**What you should do**
Exclude the pictures and reproduce the remaining data exactly as written.

Extracted data entries:

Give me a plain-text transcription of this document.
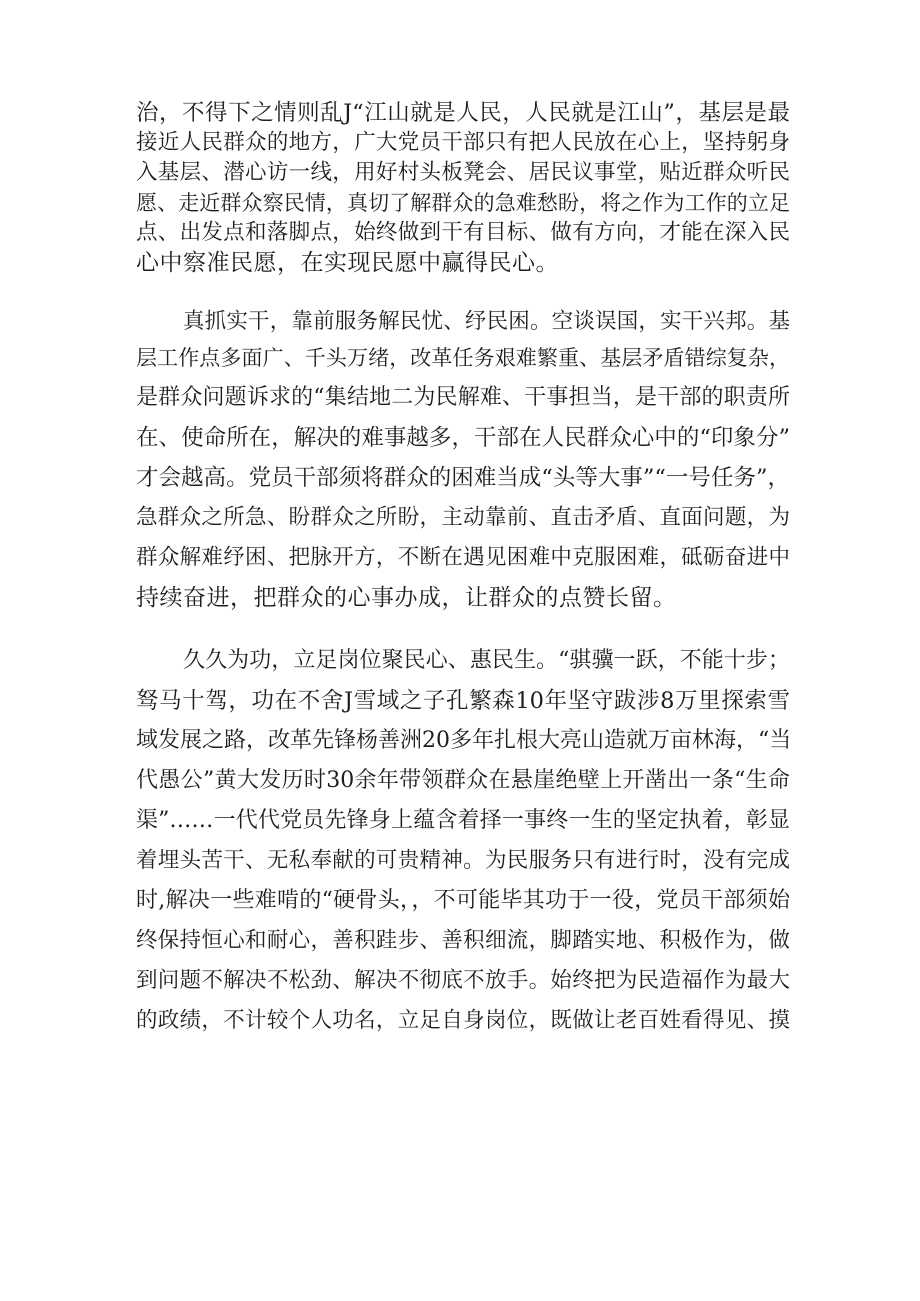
治，不得下之情则乱J“江山就是人民，人民就是江山”，基层是最
接近人民群众的地方，广大党员干部只有把人民放在心上，坚持躬身
入基层、潜心访一线，用好村头板凳会、居民议事堂，贴近群众听民
愿、走近群众察民情，真切了解群众的急难愁盼，将之作为工作的立足
点、出发点和落脚点，始终做到干有目标、做有方向，才能在深入民
心中察准民愿，在实现民愿中赢得民心。
真抓实干，靠前服务解民忧、纾民困。空谈误国，实干兴邦。基
层工作点多面广、千头万绪，改革任务艰难繁重、基层矛盾错综复杂，
是群众问题诉求的“集结地二为民解难、干事担当，是干部的职责所
在、使命所在，解决的难事越多，干部在人民群众心中的“印象分”
才会越高。党员干部须将群众的困难当成“头等大事”“一号任务”，
急群众之所急、盼群众之所盼，主动靠前、直击矛盾、直面问题，为
群众解难纾困、把脉开方，不断在遇见困难中克服困难，砥砺奋进中
持续奋进，把群众的心事办成，让群众的点赞长留。
久久为功，立足岗位聚民心、惠民生。“骐骥一跃，不能十步；
驽马十驾，功在不舍J雪域之子孔繁森10年坚守跋涉8万里探索雪
域发展之路，改革先锋杨善洲20多年扎根大亮山造就万亩林海，“当
代愚公”黄大发历时30余年带领群众在悬崖绝壁上开凿出一条“生命
渠”……一代代党员先锋身上蕴含着择一事终一生的坚定执着，彰显
着埋头苦干、无私奉献的可贵精神。为民服务只有进行时，没有完成
时,解决一些难啃的“硬骨头，，不可能毕其功于一役，党员干部须始
终保持恒心和耐心，善积跬步、善积细流，脚踏实地、积极作为，做
到问题不解决不松劲、解决不彻底不放手。始终把为民造福作为最大
的政绩，不计较个人功名，立足自身岗位，既做让老百姓看得见、摸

**Output for this task**
Give me a plain-text transcription of this document.
治，不得下之情则乱J“江山就是人民，人民就是江山”，基层是最
接近人民群众的地方，广大党员干部只有把人民放在心上，坚持躬身
入基层、潜心访一线，用好村头板凳会、居民议事堂，贴近群众听民
愿、走近群众察民情，真切了解群众的急难愁盼，将之作为工作的立足
点、出发点和落脚点，始终做到干有目标、做有方向，才能在深入民
心中察准民愿，在实现民愿中赢得民心。
真抓实干，靠前服务解民忧、纾民困。空谈误国，实干兴邦。基
层工作点多面广、千头万绪，改革任务艰难繁重、基层矛盾错综复杂，
是群众问题诉求的“集结地二为民解难、干事担当，是干部的职责所
在、使命所在，解决的难事越多，干部在人民群众心中的“印象分”
才会越高。党员干部须将群众的困难当成“头等大事”“一号任务”，
急群众之所急、盼群众之所盼，主动靠前、直击矛盾、直面问题，为
群众解难纾困、把脉开方，不断在遇见困难中克服困难，砥砺奋进中
持续奋进，把群众的心事办成，让群众的点赞长留。
久久为功，立足岗位聚民心、惠民生。“骐骥一跃，不能十步；
驽马十驾，功在不舍J雪域之子孔繁森10年坚守跋涉8万里探索雪
域发展之路，改革先锋杨善洲20多年扎根大亮山造就万亩林海，“当
代愚公”黄大发历时30余年带领群众在悬崖绝壁上开凿出一条“生命
渠”……一代代党员先锋身上蕴含着择一事终一生的坚定执着，彰显
着埋头苦干、无私奉献的可贵精神。为民服务只有进行时，没有完成
时,解决一些难啃的“硬骨头，，不可能毕其功于一役，党员干部须始
终保持恒心和耐心，善积跬步、善积细流，脚踏实地、积极作为，做
到问题不解决不松劲、解决不彻底不放手。始终把为民造福作为最大
的政绩，不计较个人功名，立足自身岗位，既做让老百姓看得见、摸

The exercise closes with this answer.